AIM OF THE EXERCISE: Copy out the entries below precisely; nothing is to be omitted.

··· MATERIAL SHOWN ···

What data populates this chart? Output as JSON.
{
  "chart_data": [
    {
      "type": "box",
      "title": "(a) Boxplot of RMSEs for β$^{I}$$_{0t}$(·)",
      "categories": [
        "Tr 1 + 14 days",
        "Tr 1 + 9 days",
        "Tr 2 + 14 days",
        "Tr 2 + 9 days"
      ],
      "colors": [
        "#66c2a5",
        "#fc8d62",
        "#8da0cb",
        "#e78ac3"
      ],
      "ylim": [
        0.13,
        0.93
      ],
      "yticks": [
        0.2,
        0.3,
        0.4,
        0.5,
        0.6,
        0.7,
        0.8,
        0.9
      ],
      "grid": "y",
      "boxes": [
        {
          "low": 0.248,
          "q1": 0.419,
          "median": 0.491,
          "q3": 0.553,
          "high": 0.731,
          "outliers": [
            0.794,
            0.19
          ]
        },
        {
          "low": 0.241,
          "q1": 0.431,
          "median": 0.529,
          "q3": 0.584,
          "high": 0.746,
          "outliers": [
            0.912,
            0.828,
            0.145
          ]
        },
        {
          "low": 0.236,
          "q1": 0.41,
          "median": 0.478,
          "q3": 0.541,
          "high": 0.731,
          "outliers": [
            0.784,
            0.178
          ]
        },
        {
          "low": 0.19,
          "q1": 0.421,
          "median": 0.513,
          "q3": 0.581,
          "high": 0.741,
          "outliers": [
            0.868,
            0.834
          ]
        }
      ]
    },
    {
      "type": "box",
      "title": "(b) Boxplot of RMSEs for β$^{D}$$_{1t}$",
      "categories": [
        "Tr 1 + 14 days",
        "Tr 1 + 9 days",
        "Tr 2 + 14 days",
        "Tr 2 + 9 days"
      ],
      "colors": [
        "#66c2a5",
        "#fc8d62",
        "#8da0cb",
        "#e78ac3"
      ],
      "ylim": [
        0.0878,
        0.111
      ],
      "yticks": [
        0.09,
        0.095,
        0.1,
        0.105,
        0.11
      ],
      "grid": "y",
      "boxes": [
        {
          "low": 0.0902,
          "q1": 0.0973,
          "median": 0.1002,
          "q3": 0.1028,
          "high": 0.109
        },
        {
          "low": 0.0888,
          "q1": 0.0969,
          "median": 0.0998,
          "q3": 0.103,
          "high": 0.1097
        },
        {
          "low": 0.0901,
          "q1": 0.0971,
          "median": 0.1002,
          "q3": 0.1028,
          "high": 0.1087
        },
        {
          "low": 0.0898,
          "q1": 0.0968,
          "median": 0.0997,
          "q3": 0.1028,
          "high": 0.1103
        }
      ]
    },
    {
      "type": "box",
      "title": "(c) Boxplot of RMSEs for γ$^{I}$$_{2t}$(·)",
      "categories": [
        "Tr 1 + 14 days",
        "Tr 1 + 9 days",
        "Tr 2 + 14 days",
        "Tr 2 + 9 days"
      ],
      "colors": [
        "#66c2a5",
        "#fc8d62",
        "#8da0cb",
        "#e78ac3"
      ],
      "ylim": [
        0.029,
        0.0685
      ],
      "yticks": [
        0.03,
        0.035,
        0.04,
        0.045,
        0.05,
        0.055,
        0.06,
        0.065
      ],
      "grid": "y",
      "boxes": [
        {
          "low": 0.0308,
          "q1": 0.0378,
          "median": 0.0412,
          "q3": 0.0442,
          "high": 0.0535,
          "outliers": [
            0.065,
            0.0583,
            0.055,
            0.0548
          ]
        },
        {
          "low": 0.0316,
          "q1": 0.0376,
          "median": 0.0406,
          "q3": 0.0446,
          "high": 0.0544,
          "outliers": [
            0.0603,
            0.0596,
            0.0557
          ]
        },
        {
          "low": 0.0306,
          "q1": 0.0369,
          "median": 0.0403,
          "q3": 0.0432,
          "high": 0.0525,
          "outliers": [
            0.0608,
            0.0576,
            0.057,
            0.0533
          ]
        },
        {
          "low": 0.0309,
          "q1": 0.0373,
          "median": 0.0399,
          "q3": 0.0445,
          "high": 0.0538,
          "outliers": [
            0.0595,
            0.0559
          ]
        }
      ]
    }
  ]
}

···

EXPECTED OUTPUT:
What data populates this chart? Output as JSON.
{
  "chart_data": [
    {
      "type": "box",
      "title": "(a) Boxplot of RMSEs for β$^{I}$$_{0t}$(·)",
      "categories": [
        "Tr 1 + 14 days",
        "Tr 1 + 9 days",
        "Tr 2 + 14 days",
        "Tr 2 + 9 days"
      ],
      "colors": [
        "#66c2a5",
        "#fc8d62",
        "#8da0cb",
        "#e78ac3"
      ],
      "ylim": [
        0.13,
        0.93
      ],
      "yticks": [
        0.2,
        0.3,
        0.4,
        0.5,
        0.6,
        0.7,
        0.8,
        0.9
      ],
      "grid": "y",
      "boxes": [
        {
          "low": 0.248,
          "q1": 0.419,
          "median": 0.491,
          "q3": 0.553,
          "high": 0.731,
          "outliers": [
            0.794,
            0.19
          ]
        },
        {
          "low": 0.241,
          "q1": 0.431,
          "median": 0.529,
          "q3": 0.584,
          "high": 0.746,
          "outliers": [
            0.912,
            0.828,
            0.145
          ]
        },
        {
          "low": 0.236,
          "q1": 0.41,
          "median": 0.478,
          "q3": 0.541,
          "high": 0.731,
          "outliers": [
            0.784,
            0.178
          ]
        },
        {
          "low": 0.19,
          "q1": 0.421,
          "median": 0.513,
          "q3": 0.581,
          "high": 0.741,
          "outliers": [
            0.868,
            0.834
          ]
        }
      ]
    },
    {
      "type": "box",
      "title": "(b) Boxplot of RMSEs for β$^{D}$$_{1t}$",
      "categories": [
        "Tr 1 + 14 days",
        "Tr 1 + 9 days",
        "Tr 2 + 14 days",
        "Tr 2 + 9 days"
      ],
      "colors": [
        "#66c2a5",
        "#fc8d62",
        "#8da0cb",
        "#e78ac3"
      ],
      "ylim": [
        0.0878,
        0.111
      ],
      "yticks": [
        0.09,
        0.095,
        0.1,
        0.105,
        0.11
      ],
      "grid": "y",
      "boxes": [
        {
          "low": 0.0902,
          "q1": 0.0973,
          "median": 0.1002,
          "q3": 0.1028,
          "high": 0.109
        },
        {
          "low": 0.0888,
          "q1": 0.0969,
          "median": 0.0998,
          "q3": 0.103,
          "high": 0.1097
        },
        {
          "low": 0.0901,
          "q1": 0.0971,
          "median": 0.1002,
          "q3": 0.1028,
          "high": 0.1087
        },
        {
          "low": 0.0898,
          "q1": 0.0968,
          "median": 0.0997,
          "q3": 0.1028,
          "high": 0.1103
        }
      ]
    },
    {
      "type": "box",
      "title": "(c) Boxplot of RMSEs for γ$^{I}$$_{2t}$(·)",
      "categories": [
        "Tr 1 + 14 days",
        "Tr 1 + 9 days",
        "Tr 2 + 14 days",
        "Tr 2 + 9 days"
      ],
      "colors": [
        "#66c2a5",
        "#fc8d62",
        "#8da0cb",
        "#e78ac3"
      ],
      "ylim": [
        0.029,
        0.0685
      ],
      "yticks": [
        0.03,
        0.035,
        0.04,
        0.045,
        0.05,
        0.055,
        0.06,
        0.065
      ],
      "grid": "y",
      "boxes": [
        {
          "low": 0.0308,
          "q1": 0.0378,
          "median": 0.0412,
          "q3": 0.0442,
          "high": 0.0535,
          "outliers": [
            0.065,
            0.0583,
            0.055,
            0.0548
          ]
        },
        {
          "low": 0.0316,
          "q1": 0.0376,
          "median": 0.0406,
          "q3": 0.0446,
          "high": 0.0544,
          "outliers": [
            0.0603,
            0.0596,
            0.0557
          ]
        },
        {
          "low": 0.0306,
          "q1": 0.0369,
          "median": 0.0403,
          "q3": 0.0432,
          "high": 0.0525,
          "outliers": [
            0.0608,
            0.0576,
            0.057,
            0.0533
          ]
        },
        {
          "low": 0.0309,
          "q1": 0.0373,
          "median": 0.0399,
          "q3": 0.0445,
          "high": 0.0538,
          "outliers": [
            0.0595,
            0.0559
          ]
        }
      ]
    }
  ]
}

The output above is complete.